>> BEGIN Input

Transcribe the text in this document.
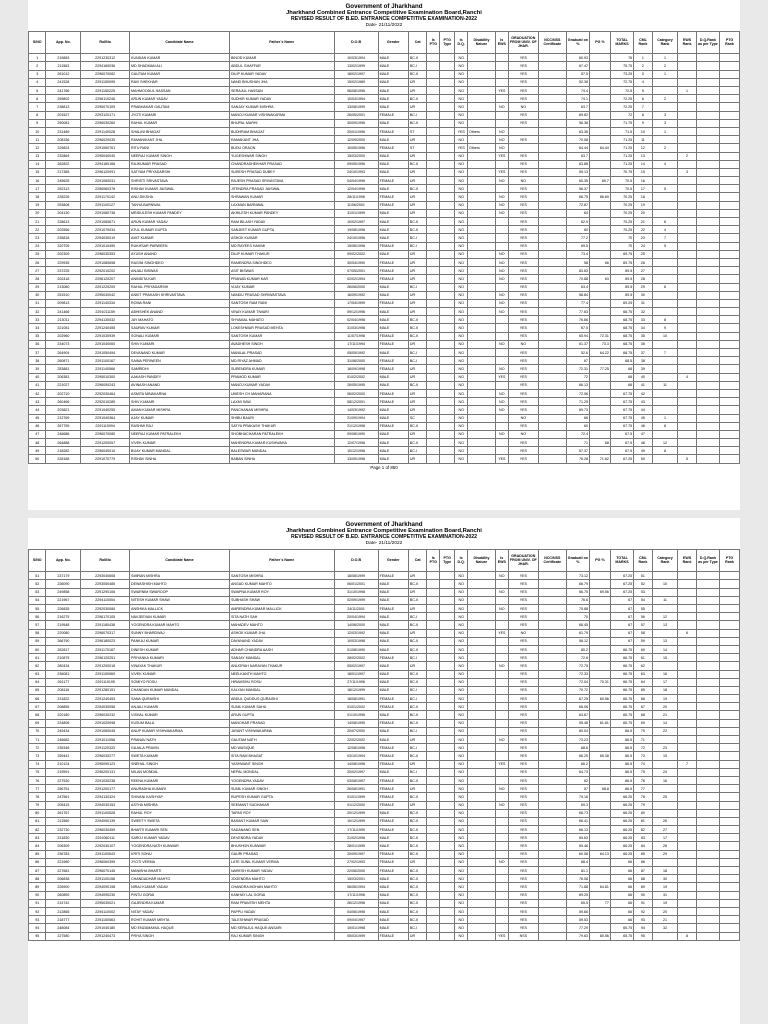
Government of Jharkhand
Jharkhand Combined Entrance Competitive Examination Board,Ranchi
REVISED RESULT OF B.ED. ENTRANCE COMPETITIVE EXAMINATION-2022
Date- 21/11/2022
S/NO	App. No.	RollNo	Candidate Name	Father`s Name	D.O.B	Gender	Cat	Is PTG	PTG Type	Is D.Q.	Disability Nature	Is EWS	GRADUATION FROM UNIV. OF JHAR.	NCC/NSS Certificate	Graduati on %	PG %	TOTAL MARKS	CML Rank	Category Rank	EWS Rank	D.Q.Rank as per Type	PTG Rank
1	219883	2291230312	KUNDAN KUMAR	BINOD KUMAR	10/03/1994	MALE	BC-II			NO			YES		60.93		76	1	1			
2	211563	2294160036	MD SHADMAN ALI	ABDUL GHAFFAR	13/02/1999	MALE	BC-I			NO			YES		67.47		75.75	2	2			
3	261012	2296070082	GAUTAM KUMAR	DILIP KUMAR YADAV	18/02/1997	MALE	BC-II			NO			YES		57.5		73.25	3	1			
4	241528	2291150095	RAVI SHEKHAR	NAND BHUSHAN JHA	15/02/1989	MALE	UR			NO			YES		52.38		72.75	4				
5	241766	2291150225	MAHMOODUL HASSAN	SERAJUL HASSAN	06/08/1996	MALE	UR			NO		YES	YES		74.4		72.5	5		1		
6	259802	2296110246	ARUN KUMAR YADAV	SUDHIR KUMAR YADAV	10/04/1994	MALE	BC-II			NO			YES		74.1		72.25	6	2			
7	238813	2295070109	PRABHAKAR GAUTAM	SANJAY KUMAR MISHRA	13/08/1999	MALE	UR			NO		NO	NO		63.7		72.25	7				
8	201527	2293120171	JYOTI KUMARI	MANOJ KUMAR VISHWAKARMA	26/05/2001	FEMALE	BC-I			NO			YES		69.82		72	8	3			
9	250081	2296030260	RAHUL KUMAR	BHUPAL MARHI	30/09/1996	MALE	BC-II			NO			YES		56.38		71.75	9	3			
10	231489	2291140028	SHALINI BHAGAT	BUDHRAM BHAGAT	20/01/1996	FEMALE	ST			YES	Others	NO			63.36		71.5	10	1			
11	208336	2296020035	RAMANIKANT JHA	RAMAKANT JHA	12/09/2000	MALE	UR			NO		NO	YES		70.08		71.25	11				
12	229824	2291060761	RITU RANI	BUDU ORAON	10/05/1996	FEMALE	ST			YES	Others	NO			64.44	64.44	71.25	12	2			
13	232864	2295040040	NEERAJ KUMAR SINGH	YUGESHWAR SINGH	15/03/2000	MALE	UR			NO		YES	YES		63.7		71.25	13		2		
14	262822	2294180166	RAJKUMAR PRASAD	CHANDRASHEKHAR PRASAD	09/05/1996	MALE	BC-II			NO			YES		63.88		71.25	14	4			
15	217385	2296120091	SATYAM PRIYADARSHI	SURESH PRASAD DUBEY	24/10/1993	MALE	UR			NO		YES	YES		59.13		70.75	15		3		
16	245625	2291060031	SHRISTI SRIVASTAVA	RAJESH PRASAD SRIVASTAVA	04/04/1996	FEMALE	UR			NO		NO	NO		60.35	69.7	70.5	16				
17	252313	2296060376	RISHAV KUMAR JAISWAL	JITENDRA PRASAD JAISWAL	12/04/1996	MALE	BC-II			NO			YES		56.37		70.5	17	5			
18	228226	2291170142	ANU DIKSHA	SHRAWAN KUMAR	28/11/1996	FEMALE	UR			NO		NO	YES		66.75	86.69	70.25	18				
19	253808	2291100127	TANYA BARNWAL	LAXMAN BARNWAL	11/06/2001	FEMALE	UR			NO		NO	YES		72.87		70.25	19				
20	204130	2291080738	MRIDULESH KUMAR PANDEY	AKHILESH KUMAR PANDEY	31/01/1999	MALE	UR			NO		NO	YES		64		70.25	20				
21	228613	2291060671	ARUN KUMAR YADAV	RAM BILASH YADAV	10/02/1997	MALE	BC-II			NO			YES		62.9		70.25	21	6			
22	202556	2291070034	ATUL KUMAR GUPTA	SANJEET KUMAR GUPTA	19/08/1998	MALE	BC-II			NO			YES		60		70.25	22	4			
23	235818	2294030019	AMIT KUMAR	ASHOK KUMAR	24/10/1996	MALE	BC-I			NO			YES		77.2		70	23	7			
24	220705	2291010490	RUKHSAR PARWEEN	MD RAYEES HAKIMI	15/06/1998	FEMALE	BC-I			NO			YES		69.5		70	24	5			
25	202309	2296030353	AYUSH ANAND	DILIP KUMAR THAKUR	09/02/2002	MALE	UR			NO		NO	YES		73.4		69.75	25				
26	229935	2291080698	RAGINI SINGHDEO	RAMENDRA SINGHDEO	30/04/1990	FEMALE	UR			NO		NO	YES		58	66	69.75	26				
27	237225	2292010202	ANJALI BISWAS	ASIT BISWAS	07/05/2001	FEMALE	UR			NO		NO	YES		83.63		69.5	27				
28	202418	2296120207	ANINDITA KAR	PRANAB KUMAR KAR	02/02/1994	FEMALE	UR			NO		NO	YES		70.88	63	69.5	28				
29	213080	2291220209	RAHUL PRIYADARSHI	VIJAY KUMAR	26/08/2000	MALE	BC-I			NO			YES		63.4		69.5	29	6			
30	251510	2295030042	ANKIT PRAKASH SHRIVASTAVA	NANDU PRASAD SHRIWASTAVA	16/09/1992	MALE	UR			NO		NO	YES		58.84		69.5	30				
31	209813	2291140334	ROMA RANI	SANTOSH RAM RANI	17/04/1999	FEMALE	UR			NO		NO	YES		77.4		69.25	31				
32	241466	2291011159	ABHISHEK ANAND	VINAY KUMAR TIWARI	09/12/1996	MALE	UR			NO		NO	YES		77.63		68.75	32				
33	213011	2294130032	JAY MAHATO	SHYAMAL MAHATO	02/04/1998	MALE	BC-II			NO			YES		76.66		68.75	33	8			
34	221081	2291240455	SAURAV KUMAR	LOKESHWAR PRASAD MEHTA	31/03/1998	MALE	BC-II			NO			YES		67.5		68.75	34	9			
35	202960	2291030939	SONALI KUMARI	SANTOSH KUMAR	11/07/1998	FEMALE	BC-II			NO			YES		65.94	72.31	68.75	35	10			
36	234073	2291040060	SHIV KUMARI	AVADHESH SINGH	17/11/1994	FEMALE	UR			NO		NO	NO		61.37	73.3	68.75	36				
37	264904	2291050494	DEVANAND KUMAR	MANILAL PRASAD	05/05/1992	MALE	BC-I			NO			YES		52.6	64.22	68.75	37	7			
38	260871	2291100167	SAINA PERWEEN	MD RIYAZ AHMAD	31/08/2000	FEMALE	BC-I			NO			YES		67		68.5	38				
39	253881	2291140566	SAMRIDHI	SURENDRA KUMAR	16/09/1998	FEMALE	UR			NO		NO	YES		72.31	77.25	68	39				
40	206381	2295010300	AAKASH PANDEY	PRAMOD KUMAR	01/02/2002	MALE	UR			NO		YES	YES		72		68	40		4		
41	221027	2296050243	AVINASH ANAND	MANOJ KUMAR YADAV	26/05/1995	MALE	BC-II			NO			YES		66.13		68	41	11			
42	202710	2292030464	ASMITA MINAKARNA	UMESH CH MAHARANA	06/02/2000	FEMALE	UR			NO		NO	YES		72.96		67.75	42				
43	260466	2292010289	SHIV KUMARI	LAXMI SAW	08/12/2001	FEMALE	UR			NO		NO	YES		71.25		67.75	43				
44	203821	2291040255	AMAN KUMAR MISHRA	PANCHANAN MISHRA	14/03/1992	MALE	UR			NO		NO	YES		69.73		67.75	44				
45	212769	2291040364	AJAY KUMAR	SHIBU BAURI	21/09/1994	MALE	SC			NO			NO		66		67.75	45	1			
46	267755	2291110094	RASHMI RAJ	SATYA PRAKASH THAKUR	21/12/1998	FEMALE	BC-II			NO			YES		60		67.75	46	8			
47	246686	2296070080	NEERAJ KUMAR PATRALEKH	SHOBHACHARAN PATRALEKH	09/08/1990	MALE	UR			NO		NO	NO		72.4		67.5	47				
48	264888	2291200057	VIVEK KUMAR	MAHENDRA KUMAR KUSHWAHA	12/07/1998	MALE	BC-II			NO			YES		71	68	67.5	48	12			
49	218282	2296040010	BIJAY KUMAR MANDAL	BALESWAR MANDAL	10/12/1998	MALE	BC-I			NO			YES		57.37		67.5	49	8			
50	228168	2291070779	RISHAV SINHA	BABAN SINHA	13/05/1998	MALE	UR			NO		YES	YES		76.28	71.62	67.25	50		5		
Page 1 of 850
Government of Jharkhand
Jharkhand Combined Entrance Competitive Examination Board,Ranchi
REVISED RESULT OF B.ED. ENTRANCE COMPETITIVE EXAMINATION-2022
Date- 21/11/2022
S/NO	App. No.	RollNo	Candidate Name	Father`s Name	D.O.B	Gender	Cat	Is PTG	PTG Type	Is D.Q.	Disability Nature	Is EWS	GRADUATION FROM UNIV. OF JHAR.	NCC/NSS Certificate	Graduati on %	PG %	TOTAL MARKS	CML Rank	Category Rank	EWS Rank	D.Q.Rank as per Type	PTG Rank
51	237179	2293040608	SIMRAN MISHRA	SANTOSH MISHRA	18/08/1999	FEMALE	UR			NO		NO	YES		73.12		67.25	51				
52	226090	2293050485	DEWASHISH MAHTO	ANGAD KUMAR MAHTO	06/01/2001	MALE	BC-II			NO			YES		66.79		67.25	52	10			
53	249858	2291290106	SWARNIM SWAROOP	SWAPNA KUMAR ROY	31/10/1998	MALE	UR			NO		NO	YES		66.75	69.56	67.25	53				
54	221967	2294110054	NITESH KUMAR SHAW	SUBHASH SHAW	02/09/1999	MALE	BC-II			NO			YES		76.6		67	54	11			
55	226835	2292030080	ANSHIKA MALLICK	AMRENDRA KUMAR MALLICK	24/11/2001	FEMALE	UR			NO		NO	YES		75.88		67	55				
56	216275	2296170105	NAVJEEVAN KUMAR	SITA NATH SAH	20/04/1994	MALE	BC-I			NO			YES		70		67	56	12			
57	219548	2291180438	YOGENDRA KUMAR MAHTO	MAHADEV MAHTO	14/08/2000	MALE	BC-II			NO			YES		68.45		67	57	13			
58	220080	2296070317	SUNNY BHARDWAJ	ASHOK KUMAR JHA	12/03/1992	MALE	UR			NO		YES	NO		61.79		67	58		6		
59	266790	2296180023	PANKAJ KUMAR	DAYANAND YADAV	10/03/1998	MALE	BC-II			NO			YES		58.12		67	59	13			
60	262817	2291170187	DINESH KUMAR	ADHAR CHANDRA AASH	01/08/1990	MALE	BC-II			NO			YES		80.2		66.75	60	14			
61	210875	2296120251	PRIYANKA KUMARI	SANJAY MANDAL	28/02/2002	FEMALE	BC-I			NO			YES		72.8		66.75	61	15			
62	280434	2291200018	VINAYAK THAKUR	ANUGRAH NARAYAN THAKUR	05/02/1997	MALE	UR			NO		NO	YES		72.75		66.75	62				
63	236081	2291150069	VIVEK KUMAR	NEELKANTH MAHTO	18/01/1997	MALE	BC-II			NO			YES		72.33		66.75	63	16			
64	261177	2291110195	SOMIYO ROSU	HIRAMSHU ROSU	27/11/1996	MALE	BC-II			NO			YES		72.04	70.31	66.75	64	17			
65	208116	2291280151	CHANDAN KUMAR MANDAL	KALYAN MANDAL	18/12/1999	MALE	BC-I			NO			YES		70.72		66.75	65	18			
66	231822	2291240453	SANA QURAISHI	ABDUL QUDDUS QURAISHI	18/08/1991	FEMALE	BC-I			NO			YES		67.25	60.56	66.75	66	19			
67	208855	2294030056	ANJALI KUMARI	SUNIL KUMAR SAHU	01/01/2002	FEMALE	BC-II			NO			YES		66.06		66.75	67	20			
68	220180	2296030232	VISHAL KUMAR	ARUN GUPTA	01/10/1996	MALE	BC-II			NO			YES		63.67		66.75	68	21			
69	224806	2291020098	KUSUM BALA	MANOHAR PRASAD	14/08/1995	FEMALE	BC-II			NO			YES		55.46	61.81	66.75	69	14			
70	249434	2291060045	ANUP KUMAR VISHWAKARMA	JAYANT VISHWAKARMA	20/07/2000	MALE	BC-I			NO			YES		80.04		66.5	70	22			
71	246682	2291011058	PRANAV NATH	GAUTAM NATH	22/02/2002	MALE	UR			NO		NO	YES		73.23		66.5	71				
72	235346	2291120333	GAJALA PRAVIN	MD WASIQUE	12/08/1998	FEMALE	BC-I			NO			YES		68.6		66.5	72	23			
73	259441	2296030277	SWETA KUMARI	SITA RAM BHAGAT	03/10/1994	FEMALE	BC-II			NO			YES		66.25	65.38	66.5	73	15			
74	210124	2295090123	SNEHAL SINGH	YASHWANT SINGH	14/08/1998	FEMALE	UR			NO		YES	YES		66.2		66.5	74		7		
75	219591	2296200131	MILAN MONDAL	NEPAL MONDAL	20/02/1997	MALE	BC-I			NO			YES		64.73		66.5	75	24			
76	227530	2291030238	REENA KUMARI	YOGENDRA YADAV	03/08/1997	FEMALE	BC-II			NO			YES		62		66.5	76	16			
77	256751	2291200177	ANURADHA KUMARI	SUNIL KUMAR SINGH	26/08/1991	FEMALE	UR			NO		NO	YES		57	68.8	66.5	77				
78	247561	2294130324	SHIVANI KASHYAP	RUPESH KUMAR GUPTA	01/01/1999	FEMALE	BC-II			NO			YES		79.16		66.25	78	25			
79	205415	2294030153	ASTHA MISHRA	SEEMANT SUDHAKAR	01/12/2000	FEMALE	UR			NO		NO	YES		69.3		66.25	79				
80	261767	2291100528	RAHUL ROY	TAPAS ROY	20/12/1999	MALE	BC-II			NO			YES		68.73		66.25	80				
81	211560	2294090139	SWEETY SWETA	BASANT KUMAR SAW	10/12/1999	FEMALE	BC-II			NO			YES		66.41		66.25	81	26			
82	232730	2296030459	BHARTI KUMARI SEN	SADANAND SEN	17/11/1999	FEMALE	BC-II			NO			YES		66.13		66.25	82	27			
83	231830	2291060111	SAROJ KUMAR YADAV	DEVENDRA YADAV	21/02/1998	MALE	BC-II			NO			YES		65.63		66.25	83	17			
84	206309	2292030107	YOGENDRA NATH KUNWAR	BHUSHON KUNWAR	28/01/1995	MALE	BC-II			NO			YES		65.46		66.25	84	28			
85	236783	2291100543	KRITI SONU	GAURI PRASAD	20/09/1997	FEMALE	BC-II			NO			YES		60.08	64.13	66.25	85	29			
86	221980	2296060395	JYOTI VERMA	LATE SUNIL KUMAR VERMA	27/02/1993	FEMALE	UR			NO		NO	YES		88.4		66	86				
87	227681	2296070145	MANISHA BHARTI	NARESH KUMAR YADAV	22/08/2000	FEMALE	BC-II			NO			YES		81.1		66	87	18			
88	206838	2291100156	CHANDADHAR MAHTO	JOGENDRA MAHTO	15/03/2001	MALE	BC-II			NO			YES		76.08		66	88	30			
89	226900	2294090198	NIRAJ KUMAR YADAV	CHANDRA MOHAN MAHTO	06/06/1994	MALE	BC-II			NO			YES		71.88	64.81	66	89	19			
90	260859	2294090230	PINTU GORAI	KANHAY LAL GORAI	17/11/1998	MALE	BC-II			NO			YES		69.25		66	90	31			
91	214742	2295030021	GAJENDRA KUMAR	RAM PRAVESH MEHTA	26/12/1998	MALE	BC-II			NO			YES		65.5	77	66	91	19			
92	212865	2294110002	NITAY YADAV	PAPPU YADAV	04/06/1998	MALE	BC-II			NO			YES		59.66		66	92	20			
93	218777	2291150563	ROHIT KUMAR MEHTA	TALESHWAR PRASAD	09/04/1997	MALE	BC-II			NO			YES		59.53		66	93	21			
94	248084	2291040180	MD ENZAMAMUL HAQUE	MD SERAJUL HAQUE ANSARI	10/01/1998	MALE	BC-I			NO			YES		77.29		65.75	94	32			
95	227580	2291240473	PRIYA SINGH	RAJ KUMAR SINGH	05/03/1999	FEMALE	UR			NO		YES	NSS		79.63	80.56	65.75	95		8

>> END Input

Work to be completed:
Find how many lines include the string "MANDAL" and report that number alone.

Response:
3